TASK INSTRUCTIONS: Everything in the data should be repeated exactly, save for the images.

RECORDS:

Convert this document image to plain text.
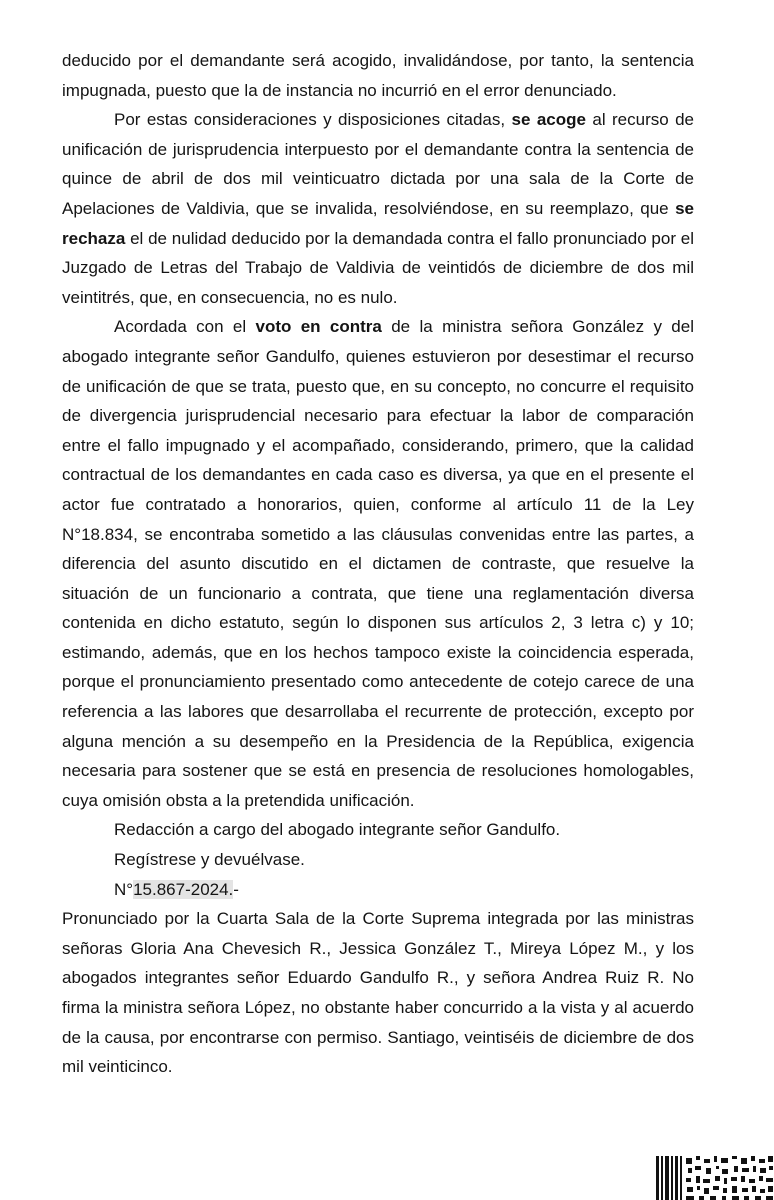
deducido por el demandante será acogido, invalidándose, por tanto, la sentencia impugnada, puesto que la de instancia no incurrió en el error denunciado.

Por estas consideraciones y disposiciones citadas, se acoge al recurso de unificación de jurisprudencia interpuesto por el demandante contra la sentencia de quince de abril de dos mil veinticuatro dictada por una sala de la Corte de Apelaciones de Valdivia, que se invalida, resolviéndose, en su reemplazo, que se rechaza el de nulidad deducido por la demandada contra el fallo pronunciado por el Juzgado de Letras del Trabajo de Valdivia de veintidós de diciembre de dos mil veintitrés, que, en consecuencia, no es nulo.

Acordada con el voto en contra de la ministra señora González y del abogado integrante señor Gandulfo, quienes estuvieron por desestimar el recurso de unificación de que se trata, puesto que, en su concepto, no concurre el requisito de divergencia jurisprudencial necesario para efectuar la labor de comparación entre el fallo impugnado y el acompañado, considerando, primero, que la calidad contractual de los demandantes en cada caso es diversa, ya que en el presente el actor fue contratado a honorarios, quien, conforme al artículo 11 de la Ley N°18.834, se encontraba sometido a las cláusulas convenidas entre las partes, a diferencia del asunto discutido en el dictamen de contraste, que resuelve la situación de un funcionario a contrata, que tiene una reglamentación diversa contenida en dicho estatuto, según lo disponen sus artículos 2, 3 letra c) y 10; estimando, además, que en los hechos tampoco existe la coincidencia esperada, porque el pronunciamiento presentado como antecedente de cotejo carece de una referencia a las labores que desarrollaba el recurrente de protección, excepto por alguna mención a su desempeño en la Presidencia de la República, exigencia necesaria para sostener que se está en presencia de resoluciones homologables, cuya omisión obsta a la pretendida unificación.

Redacción a cargo del abogado integrante señor Gandulfo.

Regístrese y devuélvase.

N°15.867-2024.-

Pronunciado por la Cuarta Sala de la Corte Suprema integrada por las ministras señoras Gloria Ana Chevesich R., Jessica González T., Mireya López M., y los abogados integrantes señor Eduardo Gandulfo R., y señora Andrea Ruiz R. No firma la ministra señora López, no obstante haber concurrido a la vista y al acuerdo de la causa, por encontrarse con permiso. Santiago, veintiséis de diciembre de dos mil veinticinco.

RESULT:
Convert this document image to plain text.
deducido por el demandante será acogido, invalidándose, por tanto, la sentencia impugnada, puesto que la de instancia no incurrió en el error denunciado.

Por estas consideraciones y disposiciones citadas, se acoge al recurso de unificación de jurisprudencia interpuesto por el demandante contra la sentencia de quince de abril de dos mil veinticuatro dictada por una sala de la Corte de Apelaciones de Valdivia, que se invalida, resolviéndose, en su reemplazo, que se rechaza el de nulidad deducido por la demandada contra el fallo pronunciado por el Juzgado de Letras del Trabajo de Valdivia de veintidós de diciembre de dos mil veintitrés, que, en consecuencia, no es nulo.

Acordada con el voto en contra de la ministra señora González y del abogado integrante señor Gandulfo, quienes estuvieron por desestimar el recurso de unificación de que se trata, puesto que, en su concepto, no concurre el requisito de divergencia jurisprudencial necesario para efectuar la labor de comparación entre el fallo impugnado y el acompañado, considerando, primero, que la calidad contractual de los demandantes en cada caso es diversa, ya que en el presente el actor fue contratado a honorarios, quien, conforme al artículo 11 de la Ley N°18.834, se encontraba sometido a las cláusulas convenidas entre las partes, a diferencia del asunto discutido en el dictamen de contraste, que resuelve la situación de un funcionario a contrata, que tiene una reglamentación diversa contenida en dicho estatuto, según lo disponen sus artículos 2, 3 letra c) y 10; estimando, además, que en los hechos tampoco existe la coincidencia esperada, porque el pronunciamiento presentado como antecedente de cotejo carece de una referencia a las labores que desarrollaba el recurrente de protección, excepto por alguna mención a su desempeño en la Presidencia de la República, exigencia necesaria para sostener que se está en presencia de resoluciones homologables, cuya omisión obsta a la pretendida unificación.

Redacción a cargo del abogado integrante señor Gandulfo.

Regístrese y devuélvase.

N°15.867-2024.-

Pronunciado por la Cuarta Sala de la Corte Suprema integrada por las ministras señoras Gloria Ana Chevesich R., Jessica González T., Mireya López M., y los abogados integrantes señor Eduardo Gandulfo R., y señora Andrea Ruiz R. No firma la ministra señora López, no obstante haber concurrido a la vista y al acuerdo de la causa, por encontrarse con permiso. Santiago, veintiséis de diciembre de dos mil veinticinco.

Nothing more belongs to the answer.